DIRECTIONS:
Which lines hold the word "Output"? Show each of them.

┄┄┄┄┄┄┄┄┄┄

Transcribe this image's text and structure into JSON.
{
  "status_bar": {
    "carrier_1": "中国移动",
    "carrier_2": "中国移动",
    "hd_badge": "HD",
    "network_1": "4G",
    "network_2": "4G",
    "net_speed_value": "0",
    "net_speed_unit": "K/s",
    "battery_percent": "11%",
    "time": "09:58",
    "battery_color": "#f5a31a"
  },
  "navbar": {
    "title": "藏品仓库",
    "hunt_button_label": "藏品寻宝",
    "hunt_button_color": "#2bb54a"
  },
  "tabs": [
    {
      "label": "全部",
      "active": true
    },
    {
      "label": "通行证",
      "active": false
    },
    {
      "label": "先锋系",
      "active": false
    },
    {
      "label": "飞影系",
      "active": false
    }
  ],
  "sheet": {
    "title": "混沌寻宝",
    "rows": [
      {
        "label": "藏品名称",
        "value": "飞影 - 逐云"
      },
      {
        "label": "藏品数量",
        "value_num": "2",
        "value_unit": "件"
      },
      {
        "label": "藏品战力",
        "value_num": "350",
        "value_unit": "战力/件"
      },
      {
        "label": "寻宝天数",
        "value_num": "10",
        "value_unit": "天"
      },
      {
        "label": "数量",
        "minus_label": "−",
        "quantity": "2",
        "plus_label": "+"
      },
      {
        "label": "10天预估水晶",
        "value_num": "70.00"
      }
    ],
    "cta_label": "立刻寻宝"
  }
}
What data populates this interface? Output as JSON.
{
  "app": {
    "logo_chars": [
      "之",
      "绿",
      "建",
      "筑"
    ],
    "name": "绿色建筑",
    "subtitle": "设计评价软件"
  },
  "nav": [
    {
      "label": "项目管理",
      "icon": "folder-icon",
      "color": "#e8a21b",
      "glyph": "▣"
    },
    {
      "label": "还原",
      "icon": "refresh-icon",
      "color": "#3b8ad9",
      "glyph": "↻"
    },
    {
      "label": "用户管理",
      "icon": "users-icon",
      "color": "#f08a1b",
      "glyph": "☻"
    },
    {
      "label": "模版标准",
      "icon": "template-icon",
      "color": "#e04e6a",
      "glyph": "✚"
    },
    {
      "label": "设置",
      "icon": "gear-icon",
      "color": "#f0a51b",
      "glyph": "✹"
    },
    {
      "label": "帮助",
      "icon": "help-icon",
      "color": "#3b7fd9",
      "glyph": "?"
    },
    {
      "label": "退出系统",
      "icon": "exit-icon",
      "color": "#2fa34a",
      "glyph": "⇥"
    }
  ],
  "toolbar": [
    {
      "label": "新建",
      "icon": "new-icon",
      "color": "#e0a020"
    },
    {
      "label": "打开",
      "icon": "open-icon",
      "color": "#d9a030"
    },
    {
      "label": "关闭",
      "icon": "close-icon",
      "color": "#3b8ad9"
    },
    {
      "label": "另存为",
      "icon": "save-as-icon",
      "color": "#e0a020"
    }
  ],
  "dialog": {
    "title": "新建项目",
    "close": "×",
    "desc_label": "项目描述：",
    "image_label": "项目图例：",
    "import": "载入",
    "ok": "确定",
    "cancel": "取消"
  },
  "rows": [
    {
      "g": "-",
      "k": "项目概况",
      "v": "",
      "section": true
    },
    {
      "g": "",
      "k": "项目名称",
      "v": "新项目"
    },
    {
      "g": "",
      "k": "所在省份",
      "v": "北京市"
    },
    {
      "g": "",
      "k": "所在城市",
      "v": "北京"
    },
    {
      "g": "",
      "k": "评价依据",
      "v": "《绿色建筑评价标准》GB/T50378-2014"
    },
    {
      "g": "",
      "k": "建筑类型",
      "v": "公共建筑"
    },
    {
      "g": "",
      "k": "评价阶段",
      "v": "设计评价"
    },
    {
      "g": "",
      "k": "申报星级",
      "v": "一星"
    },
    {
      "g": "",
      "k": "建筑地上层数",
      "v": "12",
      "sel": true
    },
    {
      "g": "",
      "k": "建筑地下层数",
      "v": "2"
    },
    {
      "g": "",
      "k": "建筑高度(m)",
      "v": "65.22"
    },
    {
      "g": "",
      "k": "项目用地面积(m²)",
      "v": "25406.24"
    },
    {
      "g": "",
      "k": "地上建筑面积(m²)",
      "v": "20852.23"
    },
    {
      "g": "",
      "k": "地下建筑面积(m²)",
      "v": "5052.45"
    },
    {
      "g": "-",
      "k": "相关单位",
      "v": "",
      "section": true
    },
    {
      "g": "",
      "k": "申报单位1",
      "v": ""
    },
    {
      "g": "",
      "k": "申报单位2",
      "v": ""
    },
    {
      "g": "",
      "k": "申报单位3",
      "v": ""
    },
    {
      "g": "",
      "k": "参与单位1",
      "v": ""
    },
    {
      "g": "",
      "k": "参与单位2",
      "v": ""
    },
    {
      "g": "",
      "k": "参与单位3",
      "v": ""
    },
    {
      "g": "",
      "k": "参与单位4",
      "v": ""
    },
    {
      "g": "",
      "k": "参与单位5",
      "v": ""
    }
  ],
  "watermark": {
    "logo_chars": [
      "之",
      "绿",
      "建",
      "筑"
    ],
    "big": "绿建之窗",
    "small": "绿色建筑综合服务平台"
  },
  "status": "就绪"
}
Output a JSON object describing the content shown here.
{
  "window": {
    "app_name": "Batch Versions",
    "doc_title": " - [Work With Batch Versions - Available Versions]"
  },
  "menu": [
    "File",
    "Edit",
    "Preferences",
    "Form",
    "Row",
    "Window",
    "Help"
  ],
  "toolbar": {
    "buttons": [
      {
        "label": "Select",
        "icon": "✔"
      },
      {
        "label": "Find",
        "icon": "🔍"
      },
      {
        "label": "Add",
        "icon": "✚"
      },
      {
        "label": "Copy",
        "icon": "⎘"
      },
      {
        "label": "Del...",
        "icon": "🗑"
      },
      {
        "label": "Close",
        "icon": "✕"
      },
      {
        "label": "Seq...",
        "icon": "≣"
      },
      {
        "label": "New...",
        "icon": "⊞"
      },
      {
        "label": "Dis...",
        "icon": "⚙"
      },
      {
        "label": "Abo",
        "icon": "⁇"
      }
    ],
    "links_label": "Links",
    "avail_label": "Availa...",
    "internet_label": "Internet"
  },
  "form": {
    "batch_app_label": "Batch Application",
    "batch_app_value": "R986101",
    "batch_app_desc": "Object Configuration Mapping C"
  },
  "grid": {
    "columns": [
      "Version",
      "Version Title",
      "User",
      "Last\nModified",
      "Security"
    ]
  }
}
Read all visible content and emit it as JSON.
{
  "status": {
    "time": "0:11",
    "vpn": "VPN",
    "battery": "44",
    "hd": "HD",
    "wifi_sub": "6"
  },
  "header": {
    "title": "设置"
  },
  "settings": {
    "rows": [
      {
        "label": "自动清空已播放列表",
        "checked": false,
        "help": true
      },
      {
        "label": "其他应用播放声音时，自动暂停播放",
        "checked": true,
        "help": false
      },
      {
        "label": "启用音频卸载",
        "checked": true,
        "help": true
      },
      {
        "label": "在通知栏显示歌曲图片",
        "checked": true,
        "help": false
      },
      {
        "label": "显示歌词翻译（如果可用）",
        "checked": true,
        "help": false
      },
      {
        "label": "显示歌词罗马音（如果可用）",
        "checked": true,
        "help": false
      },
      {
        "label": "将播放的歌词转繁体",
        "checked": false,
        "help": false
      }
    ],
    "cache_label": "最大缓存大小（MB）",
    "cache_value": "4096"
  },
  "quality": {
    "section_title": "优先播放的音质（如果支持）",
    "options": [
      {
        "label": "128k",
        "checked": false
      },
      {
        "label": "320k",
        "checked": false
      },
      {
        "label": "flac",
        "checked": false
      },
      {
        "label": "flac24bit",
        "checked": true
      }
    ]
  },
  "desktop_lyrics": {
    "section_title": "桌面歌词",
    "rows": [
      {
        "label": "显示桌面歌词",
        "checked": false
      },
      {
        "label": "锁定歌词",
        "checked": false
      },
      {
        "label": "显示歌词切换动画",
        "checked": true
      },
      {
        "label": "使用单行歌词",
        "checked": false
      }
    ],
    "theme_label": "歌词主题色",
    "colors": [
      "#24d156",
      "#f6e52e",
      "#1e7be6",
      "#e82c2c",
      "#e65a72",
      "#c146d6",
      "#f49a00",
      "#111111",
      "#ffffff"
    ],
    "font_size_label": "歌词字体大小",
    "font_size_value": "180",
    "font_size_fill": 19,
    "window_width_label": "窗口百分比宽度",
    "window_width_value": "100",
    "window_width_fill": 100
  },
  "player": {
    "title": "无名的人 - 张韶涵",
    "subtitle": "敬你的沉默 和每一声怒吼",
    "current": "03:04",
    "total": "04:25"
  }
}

┄┄┄┄┄┄┄┄┄┄

TASK SOLUTION:
What data populates this interface? Output as JSON.
Output a JSON object describing the content shown here.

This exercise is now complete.